Collected data
>> start

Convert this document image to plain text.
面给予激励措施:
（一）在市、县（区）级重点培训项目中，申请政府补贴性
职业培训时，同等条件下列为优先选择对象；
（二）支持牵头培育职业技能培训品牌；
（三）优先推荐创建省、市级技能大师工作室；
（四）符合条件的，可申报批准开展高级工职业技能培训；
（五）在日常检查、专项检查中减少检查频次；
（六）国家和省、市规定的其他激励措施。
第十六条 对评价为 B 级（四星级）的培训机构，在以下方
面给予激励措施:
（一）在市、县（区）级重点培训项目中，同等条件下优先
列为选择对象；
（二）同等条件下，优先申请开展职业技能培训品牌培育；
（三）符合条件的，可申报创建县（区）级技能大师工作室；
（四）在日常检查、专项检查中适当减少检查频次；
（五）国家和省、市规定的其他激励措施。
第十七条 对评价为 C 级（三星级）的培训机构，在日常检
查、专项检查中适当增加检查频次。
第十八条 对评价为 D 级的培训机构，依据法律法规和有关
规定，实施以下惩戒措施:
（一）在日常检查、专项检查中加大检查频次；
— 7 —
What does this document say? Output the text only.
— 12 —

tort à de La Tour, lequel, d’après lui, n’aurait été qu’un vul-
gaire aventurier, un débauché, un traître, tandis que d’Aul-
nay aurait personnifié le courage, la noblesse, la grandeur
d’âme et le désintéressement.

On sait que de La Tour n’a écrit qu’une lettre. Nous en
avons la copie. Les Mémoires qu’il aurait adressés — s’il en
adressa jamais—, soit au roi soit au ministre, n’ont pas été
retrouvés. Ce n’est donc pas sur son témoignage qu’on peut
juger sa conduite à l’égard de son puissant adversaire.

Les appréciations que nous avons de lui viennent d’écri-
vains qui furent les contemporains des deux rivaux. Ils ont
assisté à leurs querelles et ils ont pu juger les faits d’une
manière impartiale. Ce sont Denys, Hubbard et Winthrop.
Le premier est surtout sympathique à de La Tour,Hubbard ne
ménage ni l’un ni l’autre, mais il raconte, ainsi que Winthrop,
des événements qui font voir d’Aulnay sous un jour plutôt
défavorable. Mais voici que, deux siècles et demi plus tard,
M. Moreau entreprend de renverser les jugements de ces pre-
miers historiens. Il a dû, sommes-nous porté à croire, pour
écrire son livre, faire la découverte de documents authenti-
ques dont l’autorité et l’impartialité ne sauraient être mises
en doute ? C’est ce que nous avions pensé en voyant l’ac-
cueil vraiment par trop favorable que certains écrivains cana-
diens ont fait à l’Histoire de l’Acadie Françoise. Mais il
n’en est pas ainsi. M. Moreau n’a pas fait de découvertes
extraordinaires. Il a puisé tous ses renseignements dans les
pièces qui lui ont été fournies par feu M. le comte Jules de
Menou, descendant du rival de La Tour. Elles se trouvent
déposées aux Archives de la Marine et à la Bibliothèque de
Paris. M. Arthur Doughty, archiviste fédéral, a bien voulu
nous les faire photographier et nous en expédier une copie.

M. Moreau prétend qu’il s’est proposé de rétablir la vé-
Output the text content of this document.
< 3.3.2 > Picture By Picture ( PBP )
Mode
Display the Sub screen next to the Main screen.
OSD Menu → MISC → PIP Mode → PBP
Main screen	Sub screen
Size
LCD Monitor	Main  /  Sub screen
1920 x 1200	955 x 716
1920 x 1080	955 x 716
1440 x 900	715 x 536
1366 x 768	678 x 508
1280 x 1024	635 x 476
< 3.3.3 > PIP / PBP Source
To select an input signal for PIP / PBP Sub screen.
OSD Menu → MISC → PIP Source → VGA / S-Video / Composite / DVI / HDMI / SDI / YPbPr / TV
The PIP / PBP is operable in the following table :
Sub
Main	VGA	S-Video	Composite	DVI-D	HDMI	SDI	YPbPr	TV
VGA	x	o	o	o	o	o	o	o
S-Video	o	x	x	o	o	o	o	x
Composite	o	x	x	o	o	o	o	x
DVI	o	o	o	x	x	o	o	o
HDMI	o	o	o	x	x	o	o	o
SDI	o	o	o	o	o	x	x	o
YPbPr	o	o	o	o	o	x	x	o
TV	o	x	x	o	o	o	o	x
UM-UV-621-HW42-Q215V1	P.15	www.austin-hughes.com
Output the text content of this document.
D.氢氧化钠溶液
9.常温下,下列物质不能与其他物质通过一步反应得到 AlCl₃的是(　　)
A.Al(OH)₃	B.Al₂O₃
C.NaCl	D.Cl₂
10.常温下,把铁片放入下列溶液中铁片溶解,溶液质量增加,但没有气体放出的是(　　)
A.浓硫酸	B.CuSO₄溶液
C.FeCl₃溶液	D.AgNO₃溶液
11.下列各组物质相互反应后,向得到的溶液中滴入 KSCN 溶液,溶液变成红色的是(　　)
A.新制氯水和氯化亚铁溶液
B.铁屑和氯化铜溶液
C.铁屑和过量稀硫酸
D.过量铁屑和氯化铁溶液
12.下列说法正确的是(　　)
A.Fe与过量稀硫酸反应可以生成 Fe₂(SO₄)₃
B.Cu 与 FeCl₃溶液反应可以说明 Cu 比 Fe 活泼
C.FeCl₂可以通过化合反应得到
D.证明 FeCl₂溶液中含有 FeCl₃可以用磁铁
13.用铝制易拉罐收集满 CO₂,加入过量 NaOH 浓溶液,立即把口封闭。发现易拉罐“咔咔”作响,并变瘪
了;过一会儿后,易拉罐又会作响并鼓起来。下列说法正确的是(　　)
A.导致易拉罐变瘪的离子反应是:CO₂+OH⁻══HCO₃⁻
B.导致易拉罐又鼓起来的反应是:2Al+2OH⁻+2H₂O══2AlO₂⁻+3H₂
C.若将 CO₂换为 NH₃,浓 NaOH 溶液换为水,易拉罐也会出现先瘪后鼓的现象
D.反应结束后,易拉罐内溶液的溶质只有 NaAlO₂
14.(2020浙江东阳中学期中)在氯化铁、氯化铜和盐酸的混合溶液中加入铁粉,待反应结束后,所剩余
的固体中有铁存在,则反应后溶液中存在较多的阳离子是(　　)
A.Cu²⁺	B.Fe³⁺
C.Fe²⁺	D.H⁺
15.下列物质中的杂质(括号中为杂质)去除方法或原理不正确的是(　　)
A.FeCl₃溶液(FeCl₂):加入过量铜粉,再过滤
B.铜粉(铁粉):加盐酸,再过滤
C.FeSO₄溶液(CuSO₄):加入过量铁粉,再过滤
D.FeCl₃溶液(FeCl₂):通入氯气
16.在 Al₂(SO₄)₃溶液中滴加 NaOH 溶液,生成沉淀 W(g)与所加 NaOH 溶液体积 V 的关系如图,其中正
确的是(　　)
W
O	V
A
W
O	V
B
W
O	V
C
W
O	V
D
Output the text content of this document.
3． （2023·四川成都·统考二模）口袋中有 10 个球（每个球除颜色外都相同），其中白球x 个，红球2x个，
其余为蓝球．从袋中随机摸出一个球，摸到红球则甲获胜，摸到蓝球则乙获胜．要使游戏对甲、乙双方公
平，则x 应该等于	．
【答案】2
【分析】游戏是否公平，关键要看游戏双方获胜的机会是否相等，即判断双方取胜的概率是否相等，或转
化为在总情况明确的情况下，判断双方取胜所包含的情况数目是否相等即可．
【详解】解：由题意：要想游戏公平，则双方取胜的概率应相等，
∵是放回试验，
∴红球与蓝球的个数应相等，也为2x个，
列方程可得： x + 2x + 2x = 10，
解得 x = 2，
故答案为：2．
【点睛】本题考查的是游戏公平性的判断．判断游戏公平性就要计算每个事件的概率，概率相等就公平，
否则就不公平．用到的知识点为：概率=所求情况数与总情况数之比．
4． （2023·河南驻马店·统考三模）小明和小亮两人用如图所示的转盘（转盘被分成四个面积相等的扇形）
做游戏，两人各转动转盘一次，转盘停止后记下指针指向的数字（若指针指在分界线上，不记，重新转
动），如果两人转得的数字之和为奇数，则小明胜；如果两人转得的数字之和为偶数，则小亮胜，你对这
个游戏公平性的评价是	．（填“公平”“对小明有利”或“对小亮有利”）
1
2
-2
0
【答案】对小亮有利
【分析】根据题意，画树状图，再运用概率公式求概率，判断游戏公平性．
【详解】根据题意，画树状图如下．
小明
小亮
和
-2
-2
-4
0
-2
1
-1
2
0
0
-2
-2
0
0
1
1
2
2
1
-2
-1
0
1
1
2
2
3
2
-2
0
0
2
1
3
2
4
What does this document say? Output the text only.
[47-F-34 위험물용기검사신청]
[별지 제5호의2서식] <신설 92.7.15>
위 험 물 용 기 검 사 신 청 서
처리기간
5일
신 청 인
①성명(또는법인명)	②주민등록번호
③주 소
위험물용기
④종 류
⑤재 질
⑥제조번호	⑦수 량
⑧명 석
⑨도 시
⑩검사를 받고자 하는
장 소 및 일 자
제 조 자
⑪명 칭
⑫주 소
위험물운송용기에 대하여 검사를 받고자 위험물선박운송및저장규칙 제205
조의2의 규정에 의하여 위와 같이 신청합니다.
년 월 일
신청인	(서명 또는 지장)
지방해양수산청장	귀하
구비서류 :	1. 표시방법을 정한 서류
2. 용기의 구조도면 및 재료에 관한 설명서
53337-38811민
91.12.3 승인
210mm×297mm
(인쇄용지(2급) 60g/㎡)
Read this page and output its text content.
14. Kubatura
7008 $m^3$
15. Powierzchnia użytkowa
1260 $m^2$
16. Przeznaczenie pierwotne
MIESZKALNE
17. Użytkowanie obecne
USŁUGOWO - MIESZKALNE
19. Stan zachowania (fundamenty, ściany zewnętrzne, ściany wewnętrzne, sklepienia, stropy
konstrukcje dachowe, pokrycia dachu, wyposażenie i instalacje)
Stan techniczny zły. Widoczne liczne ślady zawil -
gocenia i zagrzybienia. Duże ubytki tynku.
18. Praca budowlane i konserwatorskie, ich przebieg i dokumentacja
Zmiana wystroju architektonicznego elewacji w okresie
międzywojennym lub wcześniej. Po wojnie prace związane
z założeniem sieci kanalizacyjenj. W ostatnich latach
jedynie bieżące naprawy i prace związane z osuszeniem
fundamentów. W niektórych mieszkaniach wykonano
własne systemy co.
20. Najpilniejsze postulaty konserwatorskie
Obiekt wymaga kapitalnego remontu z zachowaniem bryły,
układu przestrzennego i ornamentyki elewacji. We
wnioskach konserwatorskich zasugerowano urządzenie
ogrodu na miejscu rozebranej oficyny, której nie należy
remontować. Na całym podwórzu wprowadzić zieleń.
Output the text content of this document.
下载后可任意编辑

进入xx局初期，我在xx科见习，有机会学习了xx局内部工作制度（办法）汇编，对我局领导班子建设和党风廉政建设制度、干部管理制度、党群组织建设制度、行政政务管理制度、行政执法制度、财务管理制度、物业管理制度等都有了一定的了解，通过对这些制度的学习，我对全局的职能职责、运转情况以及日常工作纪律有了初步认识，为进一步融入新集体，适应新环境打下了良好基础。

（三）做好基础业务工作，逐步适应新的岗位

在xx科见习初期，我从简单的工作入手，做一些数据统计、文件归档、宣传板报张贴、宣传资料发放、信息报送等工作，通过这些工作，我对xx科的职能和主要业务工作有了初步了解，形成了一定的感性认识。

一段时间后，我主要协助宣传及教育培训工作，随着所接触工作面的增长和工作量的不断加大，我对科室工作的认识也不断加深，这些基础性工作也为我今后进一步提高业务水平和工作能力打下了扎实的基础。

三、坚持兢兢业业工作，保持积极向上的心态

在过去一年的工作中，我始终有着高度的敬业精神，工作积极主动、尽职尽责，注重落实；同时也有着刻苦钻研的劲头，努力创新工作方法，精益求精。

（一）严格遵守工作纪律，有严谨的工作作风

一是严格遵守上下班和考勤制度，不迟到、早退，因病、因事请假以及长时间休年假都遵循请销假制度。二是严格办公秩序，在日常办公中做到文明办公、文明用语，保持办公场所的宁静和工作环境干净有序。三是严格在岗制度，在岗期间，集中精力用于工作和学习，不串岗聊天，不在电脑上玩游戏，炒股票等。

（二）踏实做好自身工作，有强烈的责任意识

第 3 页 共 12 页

>> end

WRITTEN EXERCISE - For the records above, state how many lines include the string "faire", giving the number and nothing else.

RESPONSE - 2